## [WORK REQUIRED]
Every record should be repeated exactly, except that pictures are left out.

# START OF RECORDS SHOWN

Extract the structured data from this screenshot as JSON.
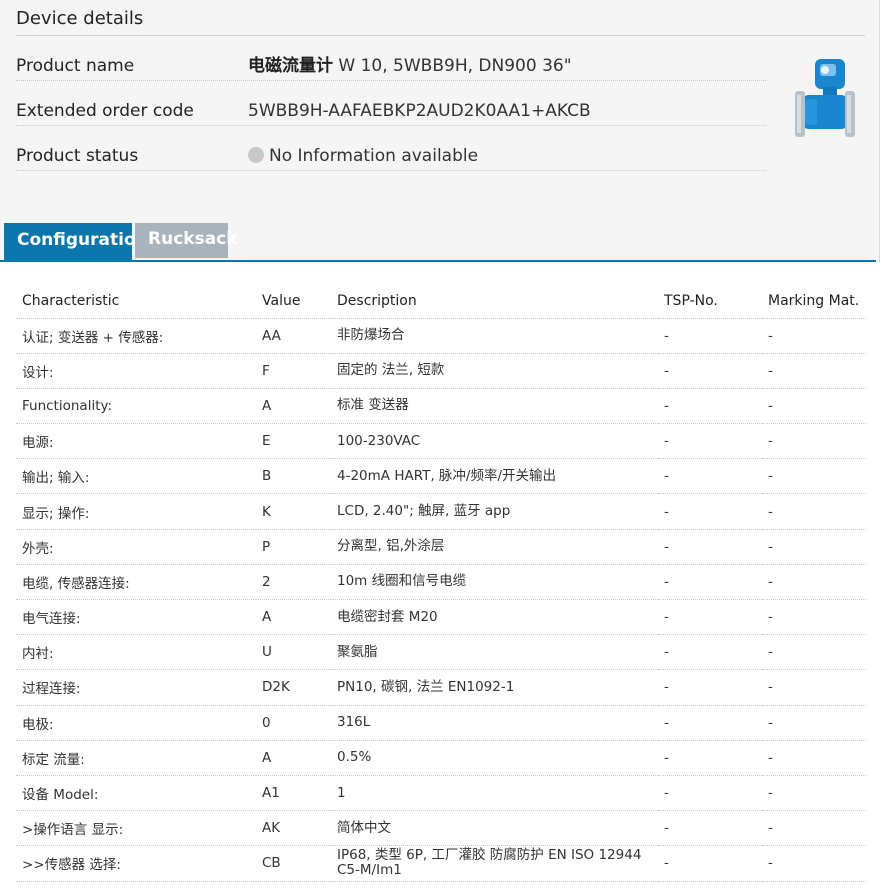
{
  "device_details": {
    "section_title": "Device details",
    "rows": [
      {
        "label": "Product name",
        "value_bold": "电磁流量计",
        "value": " W 10, 5WBB9H, DN900 36\""
      },
      {
        "label": "Extended order code",
        "value": "5WBB9H-AAFAEBKP2AUD2K0AA1+AKCB"
      },
      {
        "label": "Product status",
        "value": "No Information available"
      }
    ],
    "status_color": "#c4c9ce",
    "device_image": "flowmeter-device-image"
  },
  "tabs": [
    {
      "label": "Configuration",
      "active": true
    },
    {
      "label": "Rucksack",
      "active": false
    }
  ],
  "colors": {
    "accent": "#0b76ab",
    "tab_inactive": "#a9b3bc"
  },
  "table": {
    "headers": [
      "Characteristic",
      "Value",
      "Description",
      "TSP-No.",
      "Marking Mat."
    ],
    "rows": [
      [
        "认证; 变送器 + 传感器:",
        "AA",
        "非防爆场合",
        "-",
        "-"
      ],
      [
        "设计:",
        "F",
        "固定的 法兰, 短款",
        "-",
        "-"
      ],
      [
        "Functionality:",
        "A",
        "标准 变送器",
        "-",
        "-"
      ],
      [
        "电源:",
        "E",
        "100-230VAC",
        "-",
        "-"
      ],
      [
        "输出; 输入:",
        "B",
        "4-20mA HART, 脉冲/频率/开关输出",
        "-",
        "-"
      ],
      [
        "显示; 操作:",
        "K",
        "LCD, 2.40\"; 触屏, 蓝牙 app",
        "-",
        "-"
      ],
      [
        "外壳:",
        "P",
        "分离型, 铝,外涂层",
        "-",
        "-"
      ],
      [
        "电缆, 传感器连接:",
        "2",
        "10m 线圈和信号电缆",
        "-",
        "-"
      ],
      [
        "电气连接:",
        "A",
        "电缆密封套 M20",
        "-",
        "-"
      ],
      [
        "内衬:",
        "U",
        "聚氨脂",
        "-",
        "-"
      ],
      [
        "过程连接:",
        "D2K",
        "PN10, 碳钢, 法兰 EN1092-1",
        "-",
        "-"
      ],
      [
        "电极:",
        "0",
        "316L",
        "-",
        "-"
      ],
      [
        "标定 流量:",
        "A",
        "0.5%",
        "-",
        "-"
      ],
      [
        "设备 Model:",
        "A1",
        "1",
        "-",
        "-"
      ],
      [
        ">操作语言 显示:",
        "AK",
        "简体中文",
        "-",
        "-"
      ],
      [
        ">>传感器 选择:",
        "CB",
        "IP68, 类型 6P, 工厂灌胶 防腐防护 EN ISO 12944 C5-M/Im1",
        "-",
        "-"
      ]
    ]
  }
}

# END OF RECORDS SHOWN

## [FINAL ANSWER]
Extract the structured data from this screenshot as JSON.
{
  "device_details": {
    "section_title": "Device details",
    "rows": [
      {
        "label": "Product name",
        "value_bold": "电磁流量计",
        "value": " W 10, 5WBB9H, DN900 36\""
      },
      {
        "label": "Extended order code",
        "value": "5WBB9H-AAFAEBKP2AUD2K0AA1+AKCB"
      },
      {
        "label": "Product status",
        "value": "No Information available"
      }
    ],
    "status_color": "#c4c9ce",
    "device_image": "flowmeter-device-image"
  },
  "tabs": [
    {
      "label": "Configuration",
      "active": true
    },
    {
      "label": "Rucksack",
      "active": false
    }
  ],
  "colors": {
    "accent": "#0b76ab",
    "tab_inactive": "#a9b3bc"
  },
  "table": {
    "headers": [
      "Characteristic",
      "Value",
      "Description",
      "TSP-No.",
      "Marking Mat."
    ],
    "rows": [
      [
        "认证; 变送器 + 传感器:",
        "AA",
        "非防爆场合",
        "-",
        "-"
      ],
      [
        "设计:",
        "F",
        "固定的 法兰, 短款",
        "-",
        "-"
      ],
      [
        "Functionality:",
        "A",
        "标准 变送器",
        "-",
        "-"
      ],
      [
        "电源:",
        "E",
        "100-230VAC",
        "-",
        "-"
      ],
      [
        "输出; 输入:",
        "B",
        "4-20mA HART, 脉冲/频率/开关输出",
        "-",
        "-"
      ],
      [
        "显示; 操作:",
        "K",
        "LCD, 2.40\"; 触屏, 蓝牙 app",
        "-",
        "-"
      ],
      [
        "外壳:",
        "P",
        "分离型, 铝,外涂层",
        "-",
        "-"
      ],
      [
        "电缆, 传感器连接:",
        "2",
        "10m 线圈和信号电缆",
        "-",
        "-"
      ],
      [
        "电气连接:",
        "A",
        "电缆密封套 M20",
        "-",
        "-"
      ],
      [
        "内衬:",
        "U",
        "聚氨脂",
        "-",
        "-"
      ],
      [
        "过程连接:",
        "D2K",
        "PN10, 碳钢, 法兰 EN1092-1",
        "-",
        "-"
      ],
      [
        "电极:",
        "0",
        "316L",
        "-",
        "-"
      ],
      [
        "标定 流量:",
        "A",
        "0.5%",
        "-",
        "-"
      ],
      [
        "设备 Model:",
        "A1",
        "1",
        "-",
        "-"
      ],
      [
        ">操作语言 显示:",
        "AK",
        "简体中文",
        "-",
        "-"
      ],
      [
        ">>传感器 选择:",
        "CB",
        "IP68, 类型 6P, 工厂灌胶 防腐防护 EN ISO 12944 C5-M/Im1",
        "-",
        "-"
      ]
    ]
  }
}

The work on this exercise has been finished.